— start PASSAGE —

THE PRESIDENT. I thought it was very good, very fruitful, very productive, very satisfactory from our standpoint. We had very lengthy and detailed exchanges. We will, of course, have to see what the Congress' reaction to this message is, and to the aid message, and then there will be all the big hurdles and the details of the World Bank and the negotiations that will take place there. Things went very well at our level. I cannot speak for her, but I think she feels the same way.

Q. Is there any chance that you may be able to accept her invitation?

THE PRESIDENT. I would like very much to.

SECRETARY FREEMAN. Mr. President, Carroll Kilpatrick 3 has a son in the Peace Corps working on poultry in India right now.

Q. I was going to ask the Secretary: This $1 billion of our cost, what is the cost in rupees? How do you figure that? What does it cost the Indians?

SECRETARY FREEMAN. I don't know what the exchange rate is now.

Q. Mr. President, wouldn't the new foundation you propose have something to do with the know-how at the acre level also?

THE PRESIDENT. Yes. We will have to wait for the Congress to take some action and go through the steps of selecting the members and setting it up. This is just the beginning.

— end PASSAGE —
— start DATA RECORDS —

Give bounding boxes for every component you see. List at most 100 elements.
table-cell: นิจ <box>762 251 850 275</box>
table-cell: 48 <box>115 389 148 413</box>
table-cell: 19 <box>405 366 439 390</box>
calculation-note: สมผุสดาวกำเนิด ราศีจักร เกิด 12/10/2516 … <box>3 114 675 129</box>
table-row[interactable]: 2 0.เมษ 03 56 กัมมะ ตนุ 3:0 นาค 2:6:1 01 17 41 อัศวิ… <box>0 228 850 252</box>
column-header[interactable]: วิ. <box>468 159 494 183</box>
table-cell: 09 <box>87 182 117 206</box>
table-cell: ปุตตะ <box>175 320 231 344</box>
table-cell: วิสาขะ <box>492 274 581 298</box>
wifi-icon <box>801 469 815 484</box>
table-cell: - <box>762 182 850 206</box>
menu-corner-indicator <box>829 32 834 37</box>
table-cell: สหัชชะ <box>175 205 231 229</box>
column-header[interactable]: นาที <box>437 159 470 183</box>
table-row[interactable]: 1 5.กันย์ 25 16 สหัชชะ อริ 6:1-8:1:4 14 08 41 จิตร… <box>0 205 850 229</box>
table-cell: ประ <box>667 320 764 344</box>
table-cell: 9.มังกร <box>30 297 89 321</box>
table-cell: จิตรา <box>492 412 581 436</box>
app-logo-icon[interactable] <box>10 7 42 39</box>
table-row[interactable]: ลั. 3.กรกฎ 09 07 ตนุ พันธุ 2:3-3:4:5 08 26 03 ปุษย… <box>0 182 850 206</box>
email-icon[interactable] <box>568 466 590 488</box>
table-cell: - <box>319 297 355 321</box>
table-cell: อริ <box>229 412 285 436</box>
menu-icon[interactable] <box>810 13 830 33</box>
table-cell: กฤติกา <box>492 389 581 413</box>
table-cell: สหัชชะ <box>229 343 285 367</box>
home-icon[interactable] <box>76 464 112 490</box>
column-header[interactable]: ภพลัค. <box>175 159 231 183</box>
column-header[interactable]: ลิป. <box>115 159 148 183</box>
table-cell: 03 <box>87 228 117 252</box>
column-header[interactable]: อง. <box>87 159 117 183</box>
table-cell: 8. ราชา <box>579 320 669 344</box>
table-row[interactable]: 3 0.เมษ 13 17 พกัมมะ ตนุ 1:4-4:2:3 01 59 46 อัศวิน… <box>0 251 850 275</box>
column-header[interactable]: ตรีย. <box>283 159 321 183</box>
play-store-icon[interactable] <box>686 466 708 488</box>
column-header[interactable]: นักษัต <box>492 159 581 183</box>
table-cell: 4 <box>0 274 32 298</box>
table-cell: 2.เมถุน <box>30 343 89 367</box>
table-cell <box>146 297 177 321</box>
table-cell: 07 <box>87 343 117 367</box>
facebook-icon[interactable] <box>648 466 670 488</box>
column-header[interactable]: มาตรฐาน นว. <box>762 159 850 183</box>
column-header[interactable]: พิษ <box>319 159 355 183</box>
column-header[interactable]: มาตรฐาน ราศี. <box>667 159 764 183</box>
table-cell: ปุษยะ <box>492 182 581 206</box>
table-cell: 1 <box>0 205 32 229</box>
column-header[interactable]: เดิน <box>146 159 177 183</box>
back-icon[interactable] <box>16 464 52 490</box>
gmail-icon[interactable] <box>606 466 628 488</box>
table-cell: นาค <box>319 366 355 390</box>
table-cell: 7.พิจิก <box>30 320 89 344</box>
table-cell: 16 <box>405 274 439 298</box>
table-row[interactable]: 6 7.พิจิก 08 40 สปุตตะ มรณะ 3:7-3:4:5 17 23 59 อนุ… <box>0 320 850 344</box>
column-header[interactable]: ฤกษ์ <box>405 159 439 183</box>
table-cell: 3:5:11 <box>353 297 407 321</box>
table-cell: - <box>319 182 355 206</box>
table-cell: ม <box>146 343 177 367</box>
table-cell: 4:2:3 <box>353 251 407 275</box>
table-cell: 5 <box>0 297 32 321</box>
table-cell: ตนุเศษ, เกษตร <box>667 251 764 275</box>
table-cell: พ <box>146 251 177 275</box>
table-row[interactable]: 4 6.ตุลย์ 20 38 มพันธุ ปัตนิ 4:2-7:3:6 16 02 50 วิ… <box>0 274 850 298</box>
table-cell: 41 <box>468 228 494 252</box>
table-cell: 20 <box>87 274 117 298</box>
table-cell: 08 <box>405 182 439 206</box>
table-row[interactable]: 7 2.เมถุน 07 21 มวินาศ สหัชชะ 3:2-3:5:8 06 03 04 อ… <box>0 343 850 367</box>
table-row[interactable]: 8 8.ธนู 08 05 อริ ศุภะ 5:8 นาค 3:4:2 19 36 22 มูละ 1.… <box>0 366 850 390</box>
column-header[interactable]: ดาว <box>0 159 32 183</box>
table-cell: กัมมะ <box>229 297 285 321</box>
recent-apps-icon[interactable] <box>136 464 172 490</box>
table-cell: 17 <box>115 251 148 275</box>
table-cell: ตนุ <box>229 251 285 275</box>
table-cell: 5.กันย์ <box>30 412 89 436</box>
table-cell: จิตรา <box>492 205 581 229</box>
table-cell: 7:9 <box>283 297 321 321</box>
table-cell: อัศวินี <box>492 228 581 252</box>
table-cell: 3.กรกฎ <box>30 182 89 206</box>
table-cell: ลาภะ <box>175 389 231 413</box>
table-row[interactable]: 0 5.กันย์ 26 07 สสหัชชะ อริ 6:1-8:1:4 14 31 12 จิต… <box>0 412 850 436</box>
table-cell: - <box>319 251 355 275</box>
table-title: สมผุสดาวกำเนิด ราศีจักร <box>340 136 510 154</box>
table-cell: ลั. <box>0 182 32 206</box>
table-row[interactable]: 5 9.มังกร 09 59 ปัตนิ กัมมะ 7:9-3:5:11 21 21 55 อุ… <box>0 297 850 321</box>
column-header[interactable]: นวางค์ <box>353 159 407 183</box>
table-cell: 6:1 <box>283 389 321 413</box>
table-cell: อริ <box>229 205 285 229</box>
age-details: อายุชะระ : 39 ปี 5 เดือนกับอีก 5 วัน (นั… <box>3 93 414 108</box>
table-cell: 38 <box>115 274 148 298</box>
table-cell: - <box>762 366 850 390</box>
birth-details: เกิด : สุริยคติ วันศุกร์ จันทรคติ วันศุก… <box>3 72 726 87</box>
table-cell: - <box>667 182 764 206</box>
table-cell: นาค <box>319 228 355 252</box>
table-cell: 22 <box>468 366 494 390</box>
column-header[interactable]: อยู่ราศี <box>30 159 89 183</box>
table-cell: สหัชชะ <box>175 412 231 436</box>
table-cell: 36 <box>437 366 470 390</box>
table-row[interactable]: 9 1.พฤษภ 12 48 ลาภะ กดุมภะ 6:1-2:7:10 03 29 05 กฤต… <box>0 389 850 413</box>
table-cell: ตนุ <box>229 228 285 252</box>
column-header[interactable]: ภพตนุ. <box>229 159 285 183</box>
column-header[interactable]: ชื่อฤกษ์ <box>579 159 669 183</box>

— end DATA RECORDS —

■ REQUESTS ■
(1) Decide whether each statement agrees with the press conference transcript, answering yes or no and quoting the words from the transcript that settle it: (a) Secretary Freeman gave the cost of the program in rupees. (b) The President said he would like to accept her invitation. (c) The President said he could speak for her about how the talks went.
(2) Pick up the press conference transcript right after its final line and continue it with a few more exchanges in the same format.

■ RESULTS ■
(1)
(a) No: "I don't know what the exchange rate is now."
(b) Yes: "I would like very much to."
(c) No: "I cannot speak for her"

(2)
MR. MOYERS. This is all on the record, ladies and gentlemen, and there will not be an 11 o'clock briefing in order to give you time to file.

THE PRESIDENT. I think I might make an announcement-- I do not know whether I ought to do this or not, but I do not want any of you to take seriously someone's statement over at the State Department that we have named a new Ambassador to Japan because I have just read about it.

Q. Mr. Reischauer 4 is going to stay there?

THE PRESIDENT. I don't know. I guess in the good old days that was the way they named Ambassadors. Those days are gone and forgotten.

"The bridge of the railroad
Now crosses the spot,
And the old diving logs
Lay sunk and forgot."

If any of you are interested in knowing, we have reached absolutely no decision on wage and price control, taxes, or cutting expenditures. The only man I know who has his mind made up on it is not in the White House executive department.

Reporter: Thank you.

1 David E. Lilienthal, former Chairman of the Tennessee Valley Authority, who was appointed in December 1966 to head a nongovernmental planning group to study the long-range development of the Vietnam economy.

2 see Items 148, 149, 152.

3 Reporter from the Washington Post.

4 Edwin O. Reischauer, U.S. Ambassador to Japan.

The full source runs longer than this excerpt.